Find and copy lines holding "name".

# PROVIDED DATA:
┄┄┄┄┄┄┄┄┄┄

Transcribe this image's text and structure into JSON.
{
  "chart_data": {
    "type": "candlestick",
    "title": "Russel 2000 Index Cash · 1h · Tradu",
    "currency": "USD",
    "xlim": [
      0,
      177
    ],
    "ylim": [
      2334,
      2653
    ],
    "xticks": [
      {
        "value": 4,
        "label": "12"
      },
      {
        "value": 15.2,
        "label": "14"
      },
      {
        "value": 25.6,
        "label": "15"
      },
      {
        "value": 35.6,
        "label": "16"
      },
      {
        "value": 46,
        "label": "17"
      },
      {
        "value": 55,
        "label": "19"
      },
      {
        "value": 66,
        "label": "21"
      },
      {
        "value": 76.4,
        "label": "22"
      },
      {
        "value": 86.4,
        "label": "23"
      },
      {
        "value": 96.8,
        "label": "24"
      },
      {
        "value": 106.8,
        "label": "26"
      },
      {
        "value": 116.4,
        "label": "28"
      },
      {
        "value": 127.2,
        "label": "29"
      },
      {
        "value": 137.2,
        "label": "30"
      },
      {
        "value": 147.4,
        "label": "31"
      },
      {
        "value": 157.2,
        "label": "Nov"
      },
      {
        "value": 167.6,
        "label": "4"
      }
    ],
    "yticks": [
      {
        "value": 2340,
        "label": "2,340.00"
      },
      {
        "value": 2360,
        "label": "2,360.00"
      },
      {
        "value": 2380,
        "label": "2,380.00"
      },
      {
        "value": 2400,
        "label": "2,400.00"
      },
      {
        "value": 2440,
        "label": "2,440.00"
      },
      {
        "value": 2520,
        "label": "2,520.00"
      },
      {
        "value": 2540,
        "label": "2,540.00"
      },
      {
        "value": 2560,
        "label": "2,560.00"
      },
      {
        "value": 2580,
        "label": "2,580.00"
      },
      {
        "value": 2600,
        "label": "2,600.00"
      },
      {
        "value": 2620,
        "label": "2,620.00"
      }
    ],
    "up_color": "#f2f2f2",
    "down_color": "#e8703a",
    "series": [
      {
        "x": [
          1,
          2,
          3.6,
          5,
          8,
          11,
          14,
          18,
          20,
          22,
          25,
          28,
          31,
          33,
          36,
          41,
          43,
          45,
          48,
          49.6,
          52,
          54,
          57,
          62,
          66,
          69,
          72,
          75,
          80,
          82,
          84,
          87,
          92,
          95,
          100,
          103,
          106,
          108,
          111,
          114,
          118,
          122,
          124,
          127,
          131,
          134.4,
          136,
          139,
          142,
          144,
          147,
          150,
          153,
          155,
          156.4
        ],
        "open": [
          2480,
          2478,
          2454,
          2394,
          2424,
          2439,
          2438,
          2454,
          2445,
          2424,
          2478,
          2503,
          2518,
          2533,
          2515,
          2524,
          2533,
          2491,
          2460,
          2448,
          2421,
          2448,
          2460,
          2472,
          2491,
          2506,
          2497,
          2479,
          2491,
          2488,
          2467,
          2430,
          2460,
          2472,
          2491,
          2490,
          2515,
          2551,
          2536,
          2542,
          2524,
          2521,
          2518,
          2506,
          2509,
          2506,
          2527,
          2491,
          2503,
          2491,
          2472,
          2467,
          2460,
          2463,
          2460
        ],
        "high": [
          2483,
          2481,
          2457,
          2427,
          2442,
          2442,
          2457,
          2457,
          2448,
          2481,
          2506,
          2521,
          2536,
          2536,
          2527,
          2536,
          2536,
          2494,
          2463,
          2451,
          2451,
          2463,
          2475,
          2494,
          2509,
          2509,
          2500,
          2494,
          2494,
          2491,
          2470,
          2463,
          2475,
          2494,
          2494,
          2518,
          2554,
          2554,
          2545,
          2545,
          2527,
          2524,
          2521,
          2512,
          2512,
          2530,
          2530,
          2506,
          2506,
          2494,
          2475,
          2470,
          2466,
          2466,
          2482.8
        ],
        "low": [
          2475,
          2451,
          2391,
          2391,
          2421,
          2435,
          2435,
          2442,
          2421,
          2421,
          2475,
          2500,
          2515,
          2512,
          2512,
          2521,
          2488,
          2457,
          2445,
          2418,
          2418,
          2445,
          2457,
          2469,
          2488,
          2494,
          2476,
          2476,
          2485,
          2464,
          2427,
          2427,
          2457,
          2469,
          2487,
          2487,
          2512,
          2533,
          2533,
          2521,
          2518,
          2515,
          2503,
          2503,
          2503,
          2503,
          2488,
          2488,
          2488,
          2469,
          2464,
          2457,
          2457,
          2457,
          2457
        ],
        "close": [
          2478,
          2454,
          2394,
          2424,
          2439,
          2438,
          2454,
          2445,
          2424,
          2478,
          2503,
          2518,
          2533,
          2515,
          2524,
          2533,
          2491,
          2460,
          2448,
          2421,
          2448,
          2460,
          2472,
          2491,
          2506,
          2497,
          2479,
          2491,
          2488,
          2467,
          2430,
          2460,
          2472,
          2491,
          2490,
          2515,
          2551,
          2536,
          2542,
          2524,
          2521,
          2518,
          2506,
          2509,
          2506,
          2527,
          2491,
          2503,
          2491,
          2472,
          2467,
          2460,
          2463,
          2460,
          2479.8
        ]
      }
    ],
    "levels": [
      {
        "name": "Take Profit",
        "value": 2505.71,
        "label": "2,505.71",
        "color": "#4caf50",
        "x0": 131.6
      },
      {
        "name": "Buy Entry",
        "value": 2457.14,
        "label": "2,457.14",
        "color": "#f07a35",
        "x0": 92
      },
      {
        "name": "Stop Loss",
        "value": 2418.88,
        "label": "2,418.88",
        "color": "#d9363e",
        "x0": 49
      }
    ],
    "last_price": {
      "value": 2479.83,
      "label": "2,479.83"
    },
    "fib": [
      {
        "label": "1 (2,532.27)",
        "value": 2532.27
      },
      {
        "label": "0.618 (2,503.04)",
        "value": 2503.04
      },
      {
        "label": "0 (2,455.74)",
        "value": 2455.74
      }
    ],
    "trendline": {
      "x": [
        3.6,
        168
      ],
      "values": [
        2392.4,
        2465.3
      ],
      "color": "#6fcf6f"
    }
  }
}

┄┄┄┄┄┄┄┄┄┄

# RESULT FOR THIS TASK:
        "name": "Take Profit",
        "name": "Buy Entry",
        "name": "Stop Loss",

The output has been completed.